__WRITTEN PROBLEM__.
Make an exact copy of all the data.

__EXCERPTED DATA__.
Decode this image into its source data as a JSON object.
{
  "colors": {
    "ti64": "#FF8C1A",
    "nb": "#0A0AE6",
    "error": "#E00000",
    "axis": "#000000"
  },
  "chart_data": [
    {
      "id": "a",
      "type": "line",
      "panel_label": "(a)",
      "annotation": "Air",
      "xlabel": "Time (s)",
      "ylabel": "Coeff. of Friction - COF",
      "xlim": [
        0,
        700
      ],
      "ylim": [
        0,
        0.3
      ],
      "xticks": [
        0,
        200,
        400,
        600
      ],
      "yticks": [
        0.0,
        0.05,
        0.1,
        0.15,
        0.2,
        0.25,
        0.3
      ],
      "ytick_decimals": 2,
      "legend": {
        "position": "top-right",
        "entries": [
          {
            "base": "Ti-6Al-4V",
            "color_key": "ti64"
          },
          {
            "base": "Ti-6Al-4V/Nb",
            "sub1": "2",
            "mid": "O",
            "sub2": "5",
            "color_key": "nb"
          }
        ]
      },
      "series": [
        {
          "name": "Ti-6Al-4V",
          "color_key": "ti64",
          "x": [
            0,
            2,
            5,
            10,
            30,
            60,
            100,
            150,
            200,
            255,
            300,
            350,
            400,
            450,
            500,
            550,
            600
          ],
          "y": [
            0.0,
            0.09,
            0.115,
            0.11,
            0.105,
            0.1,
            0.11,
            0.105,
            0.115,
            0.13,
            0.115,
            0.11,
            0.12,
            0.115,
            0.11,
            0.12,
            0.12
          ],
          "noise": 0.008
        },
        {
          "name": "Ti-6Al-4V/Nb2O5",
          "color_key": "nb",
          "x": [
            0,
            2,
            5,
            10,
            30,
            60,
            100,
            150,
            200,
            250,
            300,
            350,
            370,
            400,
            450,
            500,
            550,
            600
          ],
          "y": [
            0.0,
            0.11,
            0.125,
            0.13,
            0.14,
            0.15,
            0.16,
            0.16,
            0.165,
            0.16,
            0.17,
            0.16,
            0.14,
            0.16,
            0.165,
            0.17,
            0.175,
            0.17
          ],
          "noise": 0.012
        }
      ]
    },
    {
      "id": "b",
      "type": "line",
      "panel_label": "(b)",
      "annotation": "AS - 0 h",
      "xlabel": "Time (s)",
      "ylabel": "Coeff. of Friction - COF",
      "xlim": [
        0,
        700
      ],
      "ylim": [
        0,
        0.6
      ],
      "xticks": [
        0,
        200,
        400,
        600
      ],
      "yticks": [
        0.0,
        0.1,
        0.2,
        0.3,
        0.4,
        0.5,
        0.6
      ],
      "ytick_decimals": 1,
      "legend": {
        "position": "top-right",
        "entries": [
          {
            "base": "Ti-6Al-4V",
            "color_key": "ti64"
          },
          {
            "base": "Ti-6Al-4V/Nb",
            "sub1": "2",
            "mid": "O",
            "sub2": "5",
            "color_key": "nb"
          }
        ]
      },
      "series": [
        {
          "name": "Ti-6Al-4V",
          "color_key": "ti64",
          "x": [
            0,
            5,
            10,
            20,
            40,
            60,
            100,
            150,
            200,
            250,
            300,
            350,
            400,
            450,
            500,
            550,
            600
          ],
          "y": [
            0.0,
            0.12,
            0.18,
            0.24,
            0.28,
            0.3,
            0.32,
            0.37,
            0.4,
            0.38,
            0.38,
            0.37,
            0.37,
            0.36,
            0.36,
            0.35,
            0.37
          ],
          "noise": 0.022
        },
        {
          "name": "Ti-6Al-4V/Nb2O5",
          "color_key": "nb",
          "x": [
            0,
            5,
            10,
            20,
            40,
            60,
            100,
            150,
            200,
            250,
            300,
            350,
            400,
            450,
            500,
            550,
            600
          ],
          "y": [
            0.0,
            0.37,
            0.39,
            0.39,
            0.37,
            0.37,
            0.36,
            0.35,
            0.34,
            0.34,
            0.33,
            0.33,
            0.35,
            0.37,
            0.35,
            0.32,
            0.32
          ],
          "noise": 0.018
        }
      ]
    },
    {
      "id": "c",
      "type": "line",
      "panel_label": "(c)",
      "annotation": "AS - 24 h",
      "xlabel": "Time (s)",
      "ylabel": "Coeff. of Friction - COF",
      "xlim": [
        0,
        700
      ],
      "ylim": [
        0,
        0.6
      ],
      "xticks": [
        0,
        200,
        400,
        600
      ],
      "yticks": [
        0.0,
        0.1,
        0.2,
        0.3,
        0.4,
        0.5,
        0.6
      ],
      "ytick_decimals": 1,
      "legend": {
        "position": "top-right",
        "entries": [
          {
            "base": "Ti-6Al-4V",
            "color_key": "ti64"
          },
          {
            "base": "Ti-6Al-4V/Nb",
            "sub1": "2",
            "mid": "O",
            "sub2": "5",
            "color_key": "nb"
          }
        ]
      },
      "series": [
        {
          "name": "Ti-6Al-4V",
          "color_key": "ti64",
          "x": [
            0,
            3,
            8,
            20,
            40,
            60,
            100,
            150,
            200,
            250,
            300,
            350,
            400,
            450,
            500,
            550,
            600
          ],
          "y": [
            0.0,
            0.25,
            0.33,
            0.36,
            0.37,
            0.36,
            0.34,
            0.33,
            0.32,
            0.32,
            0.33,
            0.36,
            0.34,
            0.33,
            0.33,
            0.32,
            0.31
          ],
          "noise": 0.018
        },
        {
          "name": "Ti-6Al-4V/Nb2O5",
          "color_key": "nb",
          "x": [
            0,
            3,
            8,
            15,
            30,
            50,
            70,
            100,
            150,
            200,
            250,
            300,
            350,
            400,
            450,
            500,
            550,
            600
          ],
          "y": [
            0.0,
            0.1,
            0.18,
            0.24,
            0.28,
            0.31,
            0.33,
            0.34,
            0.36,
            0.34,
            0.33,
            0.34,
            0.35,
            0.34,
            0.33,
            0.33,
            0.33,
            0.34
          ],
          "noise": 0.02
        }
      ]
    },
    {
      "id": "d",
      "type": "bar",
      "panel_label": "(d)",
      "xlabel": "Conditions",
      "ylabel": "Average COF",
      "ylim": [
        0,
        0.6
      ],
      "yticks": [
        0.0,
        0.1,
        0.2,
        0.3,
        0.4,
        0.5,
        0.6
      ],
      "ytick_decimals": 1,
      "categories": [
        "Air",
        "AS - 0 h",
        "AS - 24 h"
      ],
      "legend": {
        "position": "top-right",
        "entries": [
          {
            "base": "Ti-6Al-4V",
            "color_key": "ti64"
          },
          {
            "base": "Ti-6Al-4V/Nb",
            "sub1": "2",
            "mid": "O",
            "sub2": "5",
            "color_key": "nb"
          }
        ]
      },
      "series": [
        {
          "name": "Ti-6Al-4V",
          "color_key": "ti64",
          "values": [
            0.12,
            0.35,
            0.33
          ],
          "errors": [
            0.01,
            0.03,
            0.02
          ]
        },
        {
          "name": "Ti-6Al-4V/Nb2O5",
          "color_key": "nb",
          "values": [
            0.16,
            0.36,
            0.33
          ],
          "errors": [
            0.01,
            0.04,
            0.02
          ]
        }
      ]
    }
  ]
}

__FINAL RESULT__.
Decode this image into its source data as a JSON object.
{
  "colors": {
    "ti64": "#FF8C1A",
    "nb": "#0A0AE6",
    "error": "#E00000",
    "axis": "#000000"
  },
  "chart_data": [
    {
      "id": "a",
      "type": "line",
      "panel_label": "(a)",
      "annotation": "Air",
      "xlabel": "Time (s)",
      "ylabel": "Coeff. of Friction - COF",
      "xlim": [
        0,
        700
      ],
      "ylim": [
        0,
        0.3
      ],
      "xticks": [
        0,
        200,
        400,
        600
      ],
      "yticks": [
        0.0,
        0.05,
        0.1,
        0.15,
        0.2,
        0.25,
        0.3
      ],
      "ytick_decimals": 2,
      "legend": {
        "position": "top-right",
        "entries": [
          {
            "base": "Ti-6Al-4V",
            "color_key": "ti64"
          },
          {
            "base": "Ti-6Al-4V/Nb",
            "sub1": "2",
            "mid": "O",
            "sub2": "5",
            "color_key": "nb"
          }
        ]
      },
      "series": [
        {
          "name": "Ti-6Al-4V",
          "color_key": "ti64",
          "x": [
            0,
            2,
            5,
            10,
            30,
            60,
            100,
            150,
            200,
            255,
            300,
            350,
            400,
            450,
            500,
            550,
            600
          ],
          "y": [
            0.0,
            0.09,
            0.115,
            0.11,
            0.105,
            0.1,
            0.11,
            0.105,
            0.115,
            0.13,
            0.115,
            0.11,
            0.12,
            0.115,
            0.11,
            0.12,
            0.12
          ],
          "noise": 0.008
        },
        {
          "name": "Ti-6Al-4V/Nb2O5",
          "color_key": "nb",
          "x": [
            0,
            2,
            5,
            10,
            30,
            60,
            100,
            150,
            200,
            250,
            300,
            350,
            370,
            400,
            450,
            500,
            550,
            600
          ],
          "y": [
            0.0,
            0.11,
            0.125,
            0.13,
            0.14,
            0.15,
            0.16,
            0.16,
            0.165,
            0.16,
            0.17,
            0.16,
            0.14,
            0.16,
            0.165,
            0.17,
            0.175,
            0.17
          ],
          "noise": 0.012
        }
      ]
    },
    {
      "id": "b",
      "type": "line",
      "panel_label": "(b)",
      "annotation": "AS - 0 h",
      "xlabel": "Time (s)",
      "ylabel": "Coeff. of Friction - COF",
      "xlim": [
        0,
        700
      ],
      "ylim": [
        0,
        0.6
      ],
      "xticks": [
        0,
        200,
        400,
        600
      ],
      "yticks": [
        0.0,
        0.1,
        0.2,
        0.3,
        0.4,
        0.5,
        0.6
      ],
      "ytick_decimals": 1,
      "legend": {
        "position": "top-right",
        "entries": [
          {
            "base": "Ti-6Al-4V",
            "color_key": "ti64"
          },
          {
            "base": "Ti-6Al-4V/Nb",
            "sub1": "2",
            "mid": "O",
            "sub2": "5",
            "color_key": "nb"
          }
        ]
      },
      "series": [
        {
          "name": "Ti-6Al-4V",
          "color_key": "ti64",
          "x": [
            0,
            5,
            10,
            20,
            40,
            60,
            100,
            150,
            200,
            250,
            300,
            350,
            400,
            450,
            500,
            550,
            600
          ],
          "y": [
            0.0,
            0.12,
            0.18,
            0.24,
            0.28,
            0.3,
            0.32,
            0.37,
            0.4,
            0.38,
            0.38,
            0.37,
            0.37,
            0.36,
            0.36,
            0.35,
            0.37
          ],
          "noise": 0.022
        },
        {
          "name": "Ti-6Al-4V/Nb2O5",
          "color_key": "nb",
          "x": [
            0,
            5,
            10,
            20,
            40,
            60,
            100,
            150,
            200,
            250,
            300,
            350,
            400,
            450,
            500,
            550,
            600
          ],
          "y": [
            0.0,
            0.37,
            0.39,
            0.39,
            0.37,
            0.37,
            0.36,
            0.35,
            0.34,
            0.34,
            0.33,
            0.33,
            0.35,
            0.37,
            0.35,
            0.32,
            0.32
          ],
          "noise": 0.018
        }
      ]
    },
    {
      "id": "c",
      "type": "line",
      "panel_label": "(c)",
      "annotation": "AS - 24 h",
      "xlabel": "Time (s)",
      "ylabel": "Coeff. of Friction - COF",
      "xlim": [
        0,
        700
      ],
      "ylim": [
        0,
        0.6
      ],
      "xticks": [
        0,
        200,
        400,
        600
      ],
      "yticks": [
        0.0,
        0.1,
        0.2,
        0.3,
        0.4,
        0.5,
        0.6
      ],
      "ytick_decimals": 1,
      "legend": {
        "position": "top-right",
        "entries": [
          {
            "base": "Ti-6Al-4V",
            "color_key": "ti64"
          },
          {
            "base": "Ti-6Al-4V/Nb",
            "sub1": "2",
            "mid": "O",
            "sub2": "5",
            "color_key": "nb"
          }
        ]
      },
      "series": [
        {
          "name": "Ti-6Al-4V",
          "color_key": "ti64",
          "x": [
            0,
            3,
            8,
            20,
            40,
            60,
            100,
            150,
            200,
            250,
            300,
            350,
            400,
            450,
            500,
            550,
            600
          ],
          "y": [
            0.0,
            0.25,
            0.33,
            0.36,
            0.37,
            0.36,
            0.34,
            0.33,
            0.32,
            0.32,
            0.33,
            0.36,
            0.34,
            0.33,
            0.33,
            0.32,
            0.31
          ],
          "noise": 0.018
        },
        {
          "name": "Ti-6Al-4V/Nb2O5",
          "color_key": "nb",
          "x": [
            0,
            3,
            8,
            15,
            30,
            50,
            70,
            100,
            150,
            200,
            250,
            300,
            350,
            400,
            450,
            500,
            550,
            600
          ],
          "y": [
            0.0,
            0.1,
            0.18,
            0.24,
            0.28,
            0.31,
            0.33,
            0.34,
            0.36,
            0.34,
            0.33,
            0.34,
            0.35,
            0.34,
            0.33,
            0.33,
            0.33,
            0.34
          ],
          "noise": 0.02
        }
      ]
    },
    {
      "id": "d",
      "type": "bar",
      "panel_label": "(d)",
      "xlabel": "Conditions",
      "ylabel": "Average COF",
      "ylim": [
        0,
        0.6
      ],
      "yticks": [
        0.0,
        0.1,
        0.2,
        0.3,
        0.4,
        0.5,
        0.6
      ],
      "ytick_decimals": 1,
      "categories": [
        "Air",
        "AS - 0 h",
        "AS - 24 h"
      ],
      "legend": {
        "position": "top-right",
        "entries": [
          {
            "base": "Ti-6Al-4V",
            "color_key": "ti64"
          },
          {
            "base": "Ti-6Al-4V/Nb",
            "sub1": "2",
            "mid": "O",
            "sub2": "5",
            "color_key": "nb"
          }
        ]
      },
      "series": [
        {
          "name": "Ti-6Al-4V",
          "color_key": "ti64",
          "values": [
            0.12,
            0.35,
            0.33
          ],
          "errors": [
            0.01,
            0.03,
            0.02
          ]
        },
        {
          "name": "Ti-6Al-4V/Nb2O5",
          "color_key": "nb",
          "values": [
            0.16,
            0.36,
            0.33
          ],
          "errors": [
            0.01,
            0.04,
            0.02
          ]
        }
      ]
    }
  ]
}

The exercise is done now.